THE BRITISH LIBRARY

UK Web Archive blog

5 posts from April 2013

30 April 2013

Dispatches from the domain crawl #1

After the blaze of publicity surrounding the advent of Non-Print Legal Deposit, the web archiving team have been busy putting the regulations into practice. This is the first of a series of dispatches from the domain crawl, documenting our discoveries as we begin crawling the whole of the UK web domain for this first time.

Firstly, some numbers. In the first week, we acquired nearly 3.6TB of compressed data (in its raw, uncompressed form, the data is ~40% larger) from some 191 million URLs. Although we staggered the launch as a series of smaller crawls, by the end of the week we reached a sustained rate of 300Mb/s. The bulk of this was from the general crawl of the whole domain, which we kicked off with a list of 3.8 million hostnames.

At this stage it is difficult to determine what our success rate is - that is, how successful we are at harvesting each resource we target. This is partly because the Heritrix crawler has what might be described as an optimistic approach to determining what in a harvested page is actually a real link to another resource (particularly when parsing Javascript). As a result, some of the occasions on which Heritrix does not return a resource are due to the fact that there was not a real resource to be had.

At this early stage it is also hard to determine reliably the difference between a erroneous response for a real link resource that has disappeared, and an occasion on which access to a real resource was blocked. Over time, we'll learn more about how best to answer some of these questions, which will hopefully start to reveal interesting things about the UK web as a whole.

Roger Coram / Andy Jackson / Peter Webster

 

16 April 2013

Just what is the UK web domain anyway ?

This sounds like a simple question. Ten seconds on most sites will tell a human viewer where a site originates from, and a little digging will produce the answer eventually. But under Non-Print Legal Deposit, we need a scaleable way of settling the question without human intervention. Our remit under the new regulations extends to sites that are issued from a .uk or other UK geographic top-level domain, or where part of the publishing process takes place in the UK. (See the regulations here, and a summary here.) UK map

We estimate that there are just short of five million sites that end in .uk - a simple, unambiguous and machine-readable way of knowing that a site originates from within the UK and so is covered by the remit we now have. However, not all UK domains end in .uk. Many .com, .org and other sites are in fact published from within the UK, and there are few reliable figures as to how many of these there are. And so to identify which of these fall within the scope of the regulations, we need other methods.

One such method is to find out where the site is hosted. www.geoiptool.com provides information on where a server is located, although it is difficult to attain 100% accuracy. Another way is to look at where the domain name is registered, using a service such as www.whois.net. However, in many cases domains are registered by one company on behalf of another or of an individual, perhaps because they want their contact details to remain private. There also isn't (yet) a straightforward way of querying any of these services at scale for thousands or indeed millions of sites.

There may be sites for which we have direct knowledge, from the site owner, that their .com domain is operated from within the UK, but that could only ever be for a tiny proportion of sites. And so after all these possibilities are exhausted, the next step is to make judgements based on the presentation of the site itself. But what in a site is "enough" ? A postal address in a Contact Us page is a possibility; so is a UK-domain email address (for those sites whose owners don't use anything as twentieth century as the post).

[Annotated region listings]
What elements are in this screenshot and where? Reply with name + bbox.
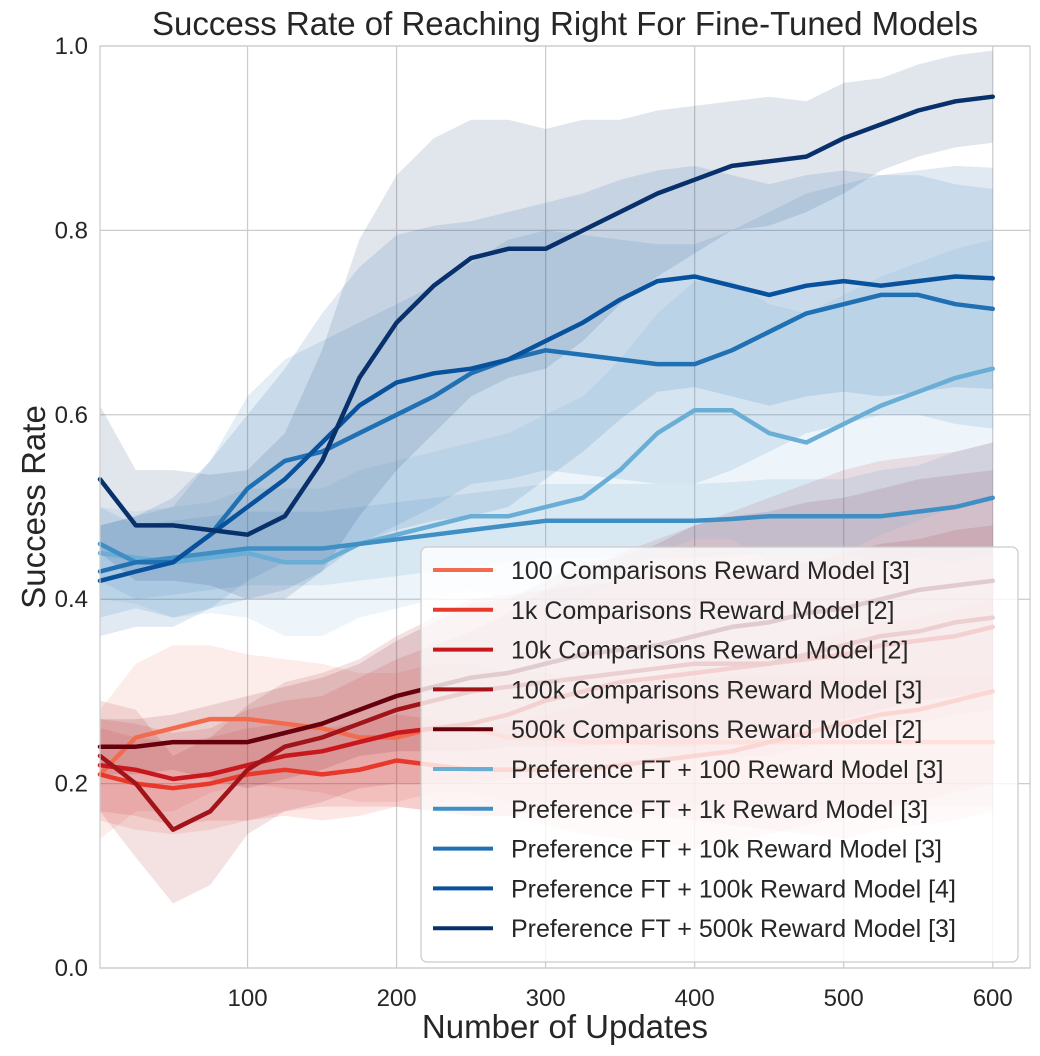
legend-item-label: 10k Comparisons Reward Model [2] [511,637,908,665]
chart-title: Success Rate of Reaching Right For Fine-… [152,5,978,42]
x-tick-label: 300 [526,985,566,1012]
line-series-7 [97,495,995,565]
y-tick-label: 1.0 [55,33,88,60]
legend: 100 Comparisons Reward Model [3] 1k Compa… [420,546,1019,963]
x-tick-label: 400 [675,985,715,1012]
line-series-10 [97,94,995,537]
y-tick-label: 0.4 [55,586,88,613]
legend-box [420,546,1019,963]
y-tick-label: 0.8 [55,217,88,244]
legend-item-label: 1k Comparisons Reward Model [2] [511,597,895,625]
y-tick-label: 0.2 [55,771,88,798]
legend-item-label: Preference FT + 10k Reward Model [3] [511,836,942,864]
legend-item-label: Preference FT + 100 Reward Model [3] [511,756,943,784]
y-tick-label: 0.0 [55,955,88,982]
y-axis-label: Success Rate [15,405,52,609]
band-series-8 [100,175,993,618]
y-tick-label: 0.6 [55,402,88,429]
line-series-8 [97,292,995,574]
x-axis-label: Number of Updates [422,1008,708,1045]
x-tick-label: 500 [824,985,864,1012]
x-tick-label: 600 [973,985,1013,1012]
legend-item-label: Preference FT + 100k Reward Model [4] [511,875,956,903]
x-tick-label: 200 [377,985,417,1012]
x-tick-label: 100 [228,985,268,1012]
band-series-6 [100,239,993,637]
legend-item-label: 100 Comparisons Reward Model [3] [511,557,910,585]
line-series-6 [97,366,995,565]
plot-frame [99,45,1031,969]
legend-item-label: 100k Comparisons Reward Model [3] [511,676,922,704]
legend-item-label: Preference FT + 500k Reward Model [3] [511,915,956,943]
line-series-9 [97,274,995,584]
legend-item-label: 500k Comparisons Reward Model [2] [511,716,922,744]
band-series-9 [100,165,993,637]
y-tick-labels: 0.0 0.2 0.4 0.6 0.8 1.0 [55,33,88,982]
legend-item-label: Preference FT + 1k Reward Model [3] [511,796,928,824]
x-tick-labels: 100 200 300 400 500 600 [228,985,1013,1012]
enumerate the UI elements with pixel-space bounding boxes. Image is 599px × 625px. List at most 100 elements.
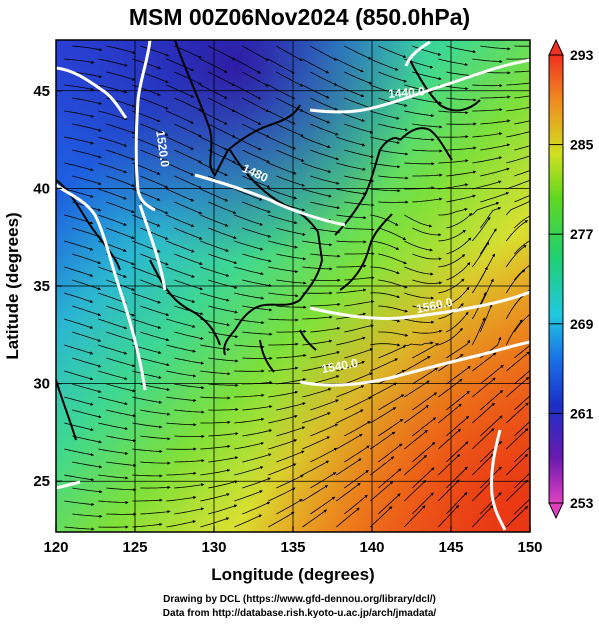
streamline <box>98 500 129 505</box>
streamline <box>200 370 231 376</box>
streamline <box>302 188 332 198</box>
streamline <box>344 445 370 463</box>
streamline <box>140 485 171 490</box>
streamline <box>505 319 523 346</box>
streamline <box>302 436 331 450</box>
streamline <box>412 305 443 309</box>
streamline <box>72 175 102 185</box>
streamline <box>242 175 271 188</box>
streamline <box>302 162 332 173</box>
streamline <box>412 45 442 56</box>
streamline <box>302 509 328 528</box>
streamline <box>438 378 463 398</box>
streamline <box>140 175 169 188</box>
streamline <box>378 123 409 132</box>
streamline <box>166 370 197 378</box>
contour-label: 1520.0 <box>153 130 172 169</box>
streamline <box>378 305 409 313</box>
streamline <box>514 395 530 411</box>
streamline <box>370 266 400 275</box>
streamline <box>404 214 433 228</box>
streamline <box>446 339 471 359</box>
streamline <box>64 188 94 198</box>
streamline <box>378 331 409 337</box>
streamline <box>276 175 306 187</box>
streamline <box>378 493 401 515</box>
streamline <box>336 264 367 268</box>
streamline <box>480 45 511 51</box>
streamline <box>479 207 502 229</box>
streamline <box>242 149 270 163</box>
streamline <box>72 123 102 132</box>
contour-label: 1440.0 <box>388 84 426 101</box>
streamline <box>174 227 203 240</box>
streamline <box>174 434 205 438</box>
streamline <box>132 370 162 379</box>
streamline <box>208 357 239 363</box>
streamline <box>140 331 170 342</box>
streamline <box>378 45 407 58</box>
footer-credit-dcl: Drawing by DCL (https://www.gfd-dennou.o… <box>163 594 436 605</box>
streamline <box>132 396 163 404</box>
streamline <box>98 396 128 406</box>
streamline <box>378 345 407 359</box>
streamline <box>72 97 103 105</box>
streamline <box>472 58 503 64</box>
streamline <box>344 324 374 333</box>
streamline <box>336 136 366 147</box>
streamline <box>166 396 197 402</box>
streamline <box>472 83 503 88</box>
streamline <box>310 97 339 111</box>
streamline <box>268 342 299 346</box>
colorbar-tick-label: 253 <box>570 495 594 511</box>
streamline <box>310 447 338 463</box>
x-tick-label: 145 <box>438 539 463 556</box>
streamline <box>310 423 339 437</box>
streamline <box>302 266 333 271</box>
streamline <box>64 448 95 457</box>
streamline <box>208 227 237 239</box>
streamline <box>438 278 465 294</box>
streamline <box>438 254 466 268</box>
streamline <box>200 58 228 73</box>
streamline <box>506 453 529 476</box>
streamline <box>514 240 530 255</box>
streamline <box>378 227 407 240</box>
streamline <box>268 463 297 476</box>
y-tick-label: 30 <box>33 376 50 393</box>
streamline <box>234 490 263 502</box>
streamline <box>234 441 265 450</box>
streamline <box>310 45 338 61</box>
streamline <box>166 240 195 253</box>
streamline <box>446 492 468 515</box>
streamline <box>64 240 94 251</box>
x-tick-label: 125 <box>122 539 147 556</box>
streamline <box>242 501 271 515</box>
streamline <box>472 180 502 190</box>
streamline <box>412 197 443 203</box>
streamline <box>514 70 530 73</box>
streamline <box>276 353 307 359</box>
streamline <box>344 348 374 359</box>
streamline <box>200 420 231 424</box>
streamline <box>64 344 94 355</box>
streamline <box>132 318 162 329</box>
streamline <box>472 402 496 424</box>
streamline <box>378 253 407 265</box>
streamline <box>344 494 368 515</box>
streamline <box>72 305 102 317</box>
streamline <box>140 510 171 515</box>
streamline <box>268 214 298 225</box>
wind-streamlines <box>64 45 530 531</box>
streamline <box>174 123 202 137</box>
x-tick-label: 140 <box>359 539 384 556</box>
streamline <box>506 58 530 60</box>
streamline <box>412 173 443 177</box>
streamline <box>370 343 401 347</box>
streamline <box>106 331 136 342</box>
streamline <box>106 201 135 214</box>
streamline <box>174 409 205 414</box>
streamline <box>276 499 303 515</box>
streamline <box>276 123 304 137</box>
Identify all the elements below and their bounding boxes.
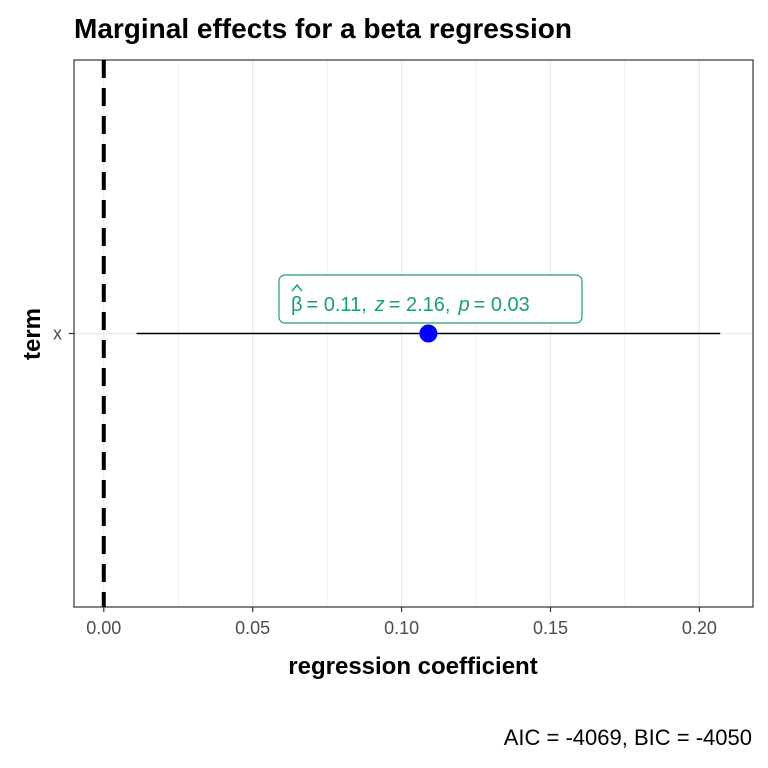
annotation-p-value: = 0.03 — [474, 294, 530, 316]
y-axis-title: term — [19, 308, 46, 360]
annotation-beta-value: = 0.11, — [307, 294, 367, 316]
estimate-point — [419, 324, 438, 343]
y-axis-ticks: x — [53, 324, 74, 344]
x-axis-ticks: 0.00 0.05 0.10 0.15 0.20 — [86, 607, 717, 638]
annotation-z-symbol: z — [374, 294, 385, 316]
chart-title: Marginal effects for a beta regression — [74, 13, 572, 44]
y-tick-label: x — [53, 324, 62, 344]
annotation-z-value: = 2.16, — [389, 294, 451, 316]
annotation-p-symbol: p — [457, 294, 469, 316]
x-tick-label: 0.15 — [533, 618, 568, 638]
beta-hat-icon — [291, 283, 303, 292]
x-tick-label: 0.20 — [682, 618, 717, 638]
x-tick-label: 0.00 — [86, 618, 121, 638]
x-axis-title: regression coefficient — [288, 653, 537, 680]
x-tick-label: 0.05 — [235, 618, 270, 638]
annotation-label: β = 0.11, z = 2.16, p = 0.03 — [278, 274, 583, 324]
x-tick-label: 0.10 — [384, 618, 419, 638]
annotation-box — [278, 274, 583, 324]
annotation-beta-symbol: β — [291, 294, 303, 316]
point-group — [419, 324, 438, 343]
annotation-text: β = 0.11, z = 2.16, p = 0.03 — [291, 294, 530, 316]
caption: AIC = -4069, BIC = -4050 — [504, 725, 752, 750]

- **Stated goal A**:
In the UK Web Archive blog, roughly how much compressed data was acquired during the first week of the domain crawl?
- **Stated goal B**:
Repeat the part of the UK Web Archive blog starting with "At this stage" and going on through "resource to be had.".
The lines in the annotated region listings are separate from the UK Web Archive blog.

- **Reply A**:
Nearly 3.6TB of compressed data.

- **Reply B**:
At this stage it is difficult to determine what our success rate is - that is, how successful we are at harvesting each resource we target. This is partly because the Heritrix crawler has what might be described as an optimistic approach to determining what in a harvested page is actually a real link to another resource (particularly when parsing Javascript). As a result, some of the occasions on which Heritrix does not return a resource are due to the fact that there was not a real resource to be had.